= Given exercise =
Each record must be retyped in full. No character may differ.

= Source data =
—————

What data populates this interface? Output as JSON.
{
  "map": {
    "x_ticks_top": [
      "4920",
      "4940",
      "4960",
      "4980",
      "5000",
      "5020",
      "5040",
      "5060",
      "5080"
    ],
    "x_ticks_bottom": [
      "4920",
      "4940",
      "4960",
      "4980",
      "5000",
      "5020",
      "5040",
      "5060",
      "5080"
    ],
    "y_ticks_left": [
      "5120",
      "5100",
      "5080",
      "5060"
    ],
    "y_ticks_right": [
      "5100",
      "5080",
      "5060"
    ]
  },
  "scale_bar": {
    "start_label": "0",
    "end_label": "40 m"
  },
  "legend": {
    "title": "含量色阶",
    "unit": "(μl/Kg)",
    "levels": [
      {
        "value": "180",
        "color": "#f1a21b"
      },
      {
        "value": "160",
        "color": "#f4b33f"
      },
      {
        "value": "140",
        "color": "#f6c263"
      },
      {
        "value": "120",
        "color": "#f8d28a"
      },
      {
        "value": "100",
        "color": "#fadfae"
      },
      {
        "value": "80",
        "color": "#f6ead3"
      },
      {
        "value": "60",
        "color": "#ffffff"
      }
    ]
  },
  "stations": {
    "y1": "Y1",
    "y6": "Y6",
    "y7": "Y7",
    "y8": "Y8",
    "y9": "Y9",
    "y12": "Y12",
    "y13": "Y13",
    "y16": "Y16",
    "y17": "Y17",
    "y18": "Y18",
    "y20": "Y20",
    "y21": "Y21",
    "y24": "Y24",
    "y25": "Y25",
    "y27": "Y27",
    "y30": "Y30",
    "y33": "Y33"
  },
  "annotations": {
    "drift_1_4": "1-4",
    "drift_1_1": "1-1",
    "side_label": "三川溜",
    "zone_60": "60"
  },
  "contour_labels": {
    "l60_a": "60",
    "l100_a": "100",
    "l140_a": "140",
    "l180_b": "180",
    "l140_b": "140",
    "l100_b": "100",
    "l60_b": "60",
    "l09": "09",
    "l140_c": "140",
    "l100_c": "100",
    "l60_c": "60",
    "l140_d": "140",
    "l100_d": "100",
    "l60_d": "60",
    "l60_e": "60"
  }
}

—————

= Solution =
What data populates this interface? Output as JSON.
{
  "map": {
    "x_ticks_top": [
      "4920",
      "4940",
      "4960",
      "4980",
      "5000",
      "5020",
      "5040",
      "5060",
      "5080"
    ],
    "x_ticks_bottom": [
      "4920",
      "4940",
      "4960",
      "4980",
      "5000",
      "5020",
      "5040",
      "5060",
      "5080"
    ],
    "y_ticks_left": [
      "5120",
      "5100",
      "5080",
      "5060"
    ],
    "y_ticks_right": [
      "5100",
      "5080",
      "5060"
    ]
  },
  "scale_bar": {
    "start_label": "0",
    "end_label": "40 m"
  },
  "legend": {
    "title": "含量色阶",
    "unit": "(μl/Kg)",
    "levels": [
      {
        "value": "180",
        "color": "#f1a21b"
      },
      {
        "value": "160",
        "color": "#f4b33f"
      },
      {
        "value": "140",
        "color": "#f6c263"
      },
      {
        "value": "120",
        "color": "#f8d28a"
      },
      {
        "value": "100",
        "color": "#fadfae"
      },
      {
        "value": "80",
        "color": "#f6ead3"
      },
      {
        "value": "60",
        "color": "#ffffff"
      }
    ]
  },
  "stations": {
    "y1": "Y1",
    "y6": "Y6",
    "y7": "Y7",
    "y8": "Y8",
    "y9": "Y9",
    "y12": "Y12",
    "y13": "Y13",
    "y16": "Y16",
    "y17": "Y17",
    "y18": "Y18",
    "y20": "Y20",
    "y21": "Y21",
    "y24": "Y24",
    "y25": "Y25",
    "y27": "Y27",
    "y30": "Y30",
    "y33": "Y33"
  },
  "annotations": {
    "drift_1_4": "1-4",
    "drift_1_1": "1-1",
    "side_label": "三川溜",
    "zone_60": "60"
  },
  "contour_labels": {
    "l60_a": "60",
    "l100_a": "100",
    "l140_a": "140",
    "l180_b": "180",
    "l140_b": "140",
    "l100_b": "100",
    "l60_b": "60",
    "l09": "09",
    "l140_c": "140",
    "l100_c": "100",
    "l60_c": "60",
    "l140_d": "140",
    "l100_d": "100",
    "l60_d": "60",
    "l60_e": "60"
  }
}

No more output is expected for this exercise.